● WHAT IS BEING ASKED
Find and copy each line of the records where the string "this" shows up.
--------------------------------
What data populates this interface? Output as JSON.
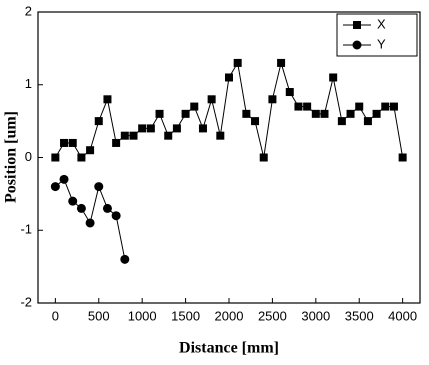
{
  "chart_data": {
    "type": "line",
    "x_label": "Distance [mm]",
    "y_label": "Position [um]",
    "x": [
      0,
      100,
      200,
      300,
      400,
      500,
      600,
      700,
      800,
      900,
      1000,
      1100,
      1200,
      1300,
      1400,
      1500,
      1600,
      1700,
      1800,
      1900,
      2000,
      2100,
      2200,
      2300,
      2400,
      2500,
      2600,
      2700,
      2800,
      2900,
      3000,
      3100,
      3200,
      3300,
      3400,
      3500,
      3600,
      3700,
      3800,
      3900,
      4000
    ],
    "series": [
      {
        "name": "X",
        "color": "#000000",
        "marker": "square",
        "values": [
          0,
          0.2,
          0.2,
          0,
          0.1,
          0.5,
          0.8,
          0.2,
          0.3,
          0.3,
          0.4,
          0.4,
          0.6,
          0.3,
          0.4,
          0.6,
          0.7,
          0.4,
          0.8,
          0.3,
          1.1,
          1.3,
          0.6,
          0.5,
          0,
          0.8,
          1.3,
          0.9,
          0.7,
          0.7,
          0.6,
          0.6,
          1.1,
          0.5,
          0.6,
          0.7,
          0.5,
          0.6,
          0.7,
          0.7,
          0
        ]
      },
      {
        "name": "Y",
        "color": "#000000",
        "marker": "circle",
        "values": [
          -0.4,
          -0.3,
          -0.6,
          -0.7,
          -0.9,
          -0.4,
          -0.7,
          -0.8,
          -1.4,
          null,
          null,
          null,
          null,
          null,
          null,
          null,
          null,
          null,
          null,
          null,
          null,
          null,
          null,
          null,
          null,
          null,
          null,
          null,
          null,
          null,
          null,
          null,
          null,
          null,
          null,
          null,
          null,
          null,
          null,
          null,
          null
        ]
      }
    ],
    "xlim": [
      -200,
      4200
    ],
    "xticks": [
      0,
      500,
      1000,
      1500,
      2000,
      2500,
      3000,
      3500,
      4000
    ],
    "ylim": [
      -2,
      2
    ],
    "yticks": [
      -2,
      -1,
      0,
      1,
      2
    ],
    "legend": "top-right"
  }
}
--------------------------------
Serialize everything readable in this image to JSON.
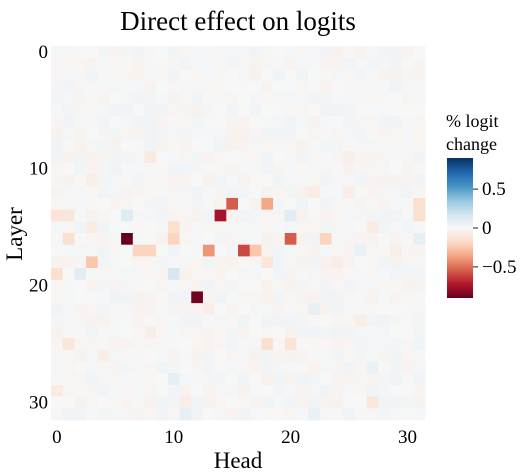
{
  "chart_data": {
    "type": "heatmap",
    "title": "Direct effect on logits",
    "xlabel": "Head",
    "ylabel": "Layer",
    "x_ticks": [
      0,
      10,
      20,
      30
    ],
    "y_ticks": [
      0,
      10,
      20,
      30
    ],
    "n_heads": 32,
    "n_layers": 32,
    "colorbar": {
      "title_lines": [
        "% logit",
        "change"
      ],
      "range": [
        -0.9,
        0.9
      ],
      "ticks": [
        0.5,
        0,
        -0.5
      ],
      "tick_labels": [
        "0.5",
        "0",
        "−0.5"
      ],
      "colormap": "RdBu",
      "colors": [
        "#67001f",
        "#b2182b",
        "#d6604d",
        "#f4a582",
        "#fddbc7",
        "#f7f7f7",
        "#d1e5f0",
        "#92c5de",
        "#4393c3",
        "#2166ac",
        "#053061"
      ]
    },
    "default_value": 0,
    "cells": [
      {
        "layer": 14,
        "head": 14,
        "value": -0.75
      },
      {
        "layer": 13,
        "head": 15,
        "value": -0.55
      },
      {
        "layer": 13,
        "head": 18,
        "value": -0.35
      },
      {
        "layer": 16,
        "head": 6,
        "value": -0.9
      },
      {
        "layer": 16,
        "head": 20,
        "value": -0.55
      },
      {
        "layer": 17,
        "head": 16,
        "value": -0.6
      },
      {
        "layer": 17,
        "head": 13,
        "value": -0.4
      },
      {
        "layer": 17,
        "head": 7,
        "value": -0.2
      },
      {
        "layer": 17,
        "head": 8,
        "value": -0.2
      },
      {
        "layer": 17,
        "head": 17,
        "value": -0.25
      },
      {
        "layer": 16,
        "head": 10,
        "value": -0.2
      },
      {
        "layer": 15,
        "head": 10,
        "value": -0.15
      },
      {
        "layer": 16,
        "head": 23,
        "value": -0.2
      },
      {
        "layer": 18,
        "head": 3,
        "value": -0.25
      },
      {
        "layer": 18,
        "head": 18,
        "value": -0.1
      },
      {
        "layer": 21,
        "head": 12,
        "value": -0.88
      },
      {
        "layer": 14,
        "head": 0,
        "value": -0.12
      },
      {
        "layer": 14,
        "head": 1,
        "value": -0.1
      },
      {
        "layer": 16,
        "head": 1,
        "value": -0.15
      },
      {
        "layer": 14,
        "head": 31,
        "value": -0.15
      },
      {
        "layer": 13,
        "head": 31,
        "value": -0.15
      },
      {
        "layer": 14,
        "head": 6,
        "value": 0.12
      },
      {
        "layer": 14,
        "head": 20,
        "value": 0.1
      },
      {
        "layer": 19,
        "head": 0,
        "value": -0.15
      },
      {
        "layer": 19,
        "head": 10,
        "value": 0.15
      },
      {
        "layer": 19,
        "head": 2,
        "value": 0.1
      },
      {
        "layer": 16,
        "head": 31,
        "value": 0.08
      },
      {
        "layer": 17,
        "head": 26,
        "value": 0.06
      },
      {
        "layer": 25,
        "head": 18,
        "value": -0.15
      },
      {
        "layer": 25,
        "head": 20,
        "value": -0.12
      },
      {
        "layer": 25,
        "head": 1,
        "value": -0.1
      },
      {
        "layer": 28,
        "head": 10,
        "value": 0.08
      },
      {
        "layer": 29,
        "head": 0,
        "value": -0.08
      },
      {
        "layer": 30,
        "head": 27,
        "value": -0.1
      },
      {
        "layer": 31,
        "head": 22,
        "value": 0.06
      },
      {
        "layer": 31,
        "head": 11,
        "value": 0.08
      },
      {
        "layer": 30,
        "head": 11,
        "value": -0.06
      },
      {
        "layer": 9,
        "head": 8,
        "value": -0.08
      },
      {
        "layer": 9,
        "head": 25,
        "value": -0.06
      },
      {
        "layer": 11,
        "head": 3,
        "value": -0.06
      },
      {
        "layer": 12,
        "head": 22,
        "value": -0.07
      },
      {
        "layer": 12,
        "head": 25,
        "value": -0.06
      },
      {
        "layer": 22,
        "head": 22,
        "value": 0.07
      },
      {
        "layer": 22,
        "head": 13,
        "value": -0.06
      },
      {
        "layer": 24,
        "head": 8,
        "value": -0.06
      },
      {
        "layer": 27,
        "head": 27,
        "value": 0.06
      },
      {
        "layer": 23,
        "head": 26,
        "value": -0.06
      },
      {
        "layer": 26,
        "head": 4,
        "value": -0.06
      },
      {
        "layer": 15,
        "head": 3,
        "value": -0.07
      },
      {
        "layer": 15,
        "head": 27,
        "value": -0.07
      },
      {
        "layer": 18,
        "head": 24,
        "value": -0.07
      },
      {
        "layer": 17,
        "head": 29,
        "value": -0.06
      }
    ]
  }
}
--------------------------------
● CORRECT OUTPUT
What data populates this interface? Output as JSON.
Serialize everything readable in this image to JSON.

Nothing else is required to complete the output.